YOUR GOAL:
Every line containing the word "REDUCTION" needs to be found and copied.

Records from a data collection:
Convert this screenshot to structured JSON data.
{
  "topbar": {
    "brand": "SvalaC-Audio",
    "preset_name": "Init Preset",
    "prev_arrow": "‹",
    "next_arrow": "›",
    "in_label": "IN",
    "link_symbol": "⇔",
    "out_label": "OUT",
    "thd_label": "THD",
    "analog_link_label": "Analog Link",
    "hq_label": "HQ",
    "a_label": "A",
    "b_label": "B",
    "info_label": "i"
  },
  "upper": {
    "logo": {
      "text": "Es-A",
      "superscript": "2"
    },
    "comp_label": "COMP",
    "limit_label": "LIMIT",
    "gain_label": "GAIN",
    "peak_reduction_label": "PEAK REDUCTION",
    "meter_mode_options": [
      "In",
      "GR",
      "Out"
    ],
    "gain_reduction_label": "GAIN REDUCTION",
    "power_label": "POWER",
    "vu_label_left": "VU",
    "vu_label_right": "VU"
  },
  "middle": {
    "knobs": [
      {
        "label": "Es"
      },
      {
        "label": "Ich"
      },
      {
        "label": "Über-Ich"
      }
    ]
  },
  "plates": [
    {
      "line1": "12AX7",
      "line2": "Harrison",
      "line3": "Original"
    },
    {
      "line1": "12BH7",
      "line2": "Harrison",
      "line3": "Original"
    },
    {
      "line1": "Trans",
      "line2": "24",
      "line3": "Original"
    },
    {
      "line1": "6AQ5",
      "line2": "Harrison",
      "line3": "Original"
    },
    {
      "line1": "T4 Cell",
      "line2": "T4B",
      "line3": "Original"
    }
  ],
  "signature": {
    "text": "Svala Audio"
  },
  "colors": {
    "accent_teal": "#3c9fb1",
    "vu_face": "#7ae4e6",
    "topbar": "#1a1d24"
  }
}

RESULT:
    "peak_reduction_label": "PEAK REDUCTION",
    "gain_reduction_label": "GAIN REDUCTION",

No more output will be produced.